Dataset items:

##########

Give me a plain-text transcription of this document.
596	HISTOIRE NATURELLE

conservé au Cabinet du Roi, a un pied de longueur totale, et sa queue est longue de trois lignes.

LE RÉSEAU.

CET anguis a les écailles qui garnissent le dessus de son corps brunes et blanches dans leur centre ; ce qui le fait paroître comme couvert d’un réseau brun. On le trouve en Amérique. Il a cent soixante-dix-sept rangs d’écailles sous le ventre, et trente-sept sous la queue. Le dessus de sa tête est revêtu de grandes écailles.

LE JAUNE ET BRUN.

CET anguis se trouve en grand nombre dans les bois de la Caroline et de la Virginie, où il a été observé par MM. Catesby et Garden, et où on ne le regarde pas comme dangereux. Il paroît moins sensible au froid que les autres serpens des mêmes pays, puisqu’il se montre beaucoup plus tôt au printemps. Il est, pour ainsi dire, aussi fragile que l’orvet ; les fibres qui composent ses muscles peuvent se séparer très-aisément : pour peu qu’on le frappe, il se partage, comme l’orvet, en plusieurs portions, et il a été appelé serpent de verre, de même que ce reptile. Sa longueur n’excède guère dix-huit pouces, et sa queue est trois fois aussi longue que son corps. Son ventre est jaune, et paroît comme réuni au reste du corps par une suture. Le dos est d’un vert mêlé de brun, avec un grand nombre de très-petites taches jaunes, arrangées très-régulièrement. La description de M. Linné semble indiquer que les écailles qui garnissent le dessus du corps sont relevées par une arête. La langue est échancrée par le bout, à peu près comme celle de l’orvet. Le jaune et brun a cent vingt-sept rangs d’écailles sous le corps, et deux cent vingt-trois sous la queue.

##########

TASK: Repeat the entries shown above, every one, word for word.

THE RESPONSE:
Give me a plain-text transcription of this document.
596	HISTOIRE NATURELLE

conservé au Cabinet du Roi, a un pied de longueur totale, et sa queue est longue de trois lignes.

LE RÉSEAU.

CET anguis a les écailles qui garnissent le dessus de son corps brunes et blanches dans leur centre ; ce qui le fait paroître comme couvert d’un réseau brun. On le trouve en Amérique. Il a cent soixante-dix-sept rangs d’écailles sous le ventre, et trente-sept sous la queue. Le dessus de sa tête est revêtu de grandes écailles.

LE JAUNE ET BRUN.

CET anguis se trouve en grand nombre dans les bois de la Caroline et de la Virginie, où il a été observé par MM. Catesby et Garden, et où on ne le regarde pas comme dangereux. Il paroît moins sensible au froid que les autres serpens des mêmes pays, puisqu’il se montre beaucoup plus tôt au printemps. Il est, pour ainsi dire, aussi fragile que l’orvet ; les fibres qui composent ses muscles peuvent se séparer très-aisément : pour peu qu’on le frappe, il se partage, comme l’orvet, en plusieurs portions, et il a été appelé serpent de verre, de même que ce reptile. Sa longueur n’excède guère dix-huit pouces, et sa queue est trois fois aussi longue que son corps. Son ventre est jaune, et paroît comme réuni au reste du corps par une suture. Le dos est d’un vert mêlé de brun, avec un grand nombre de très-petites taches jaunes, arrangées très-régulièrement. La description de M. Linné semble indiquer que les écailles qui garnissent le dessus du corps sont relevées par une arête. La langue est échancrée par le bout, à peu près comme celle de l’orvet. Le jaune et brun a cent vingt-sept rangs d’écailles sous le corps, et deux cent vingt-trois sous la queue.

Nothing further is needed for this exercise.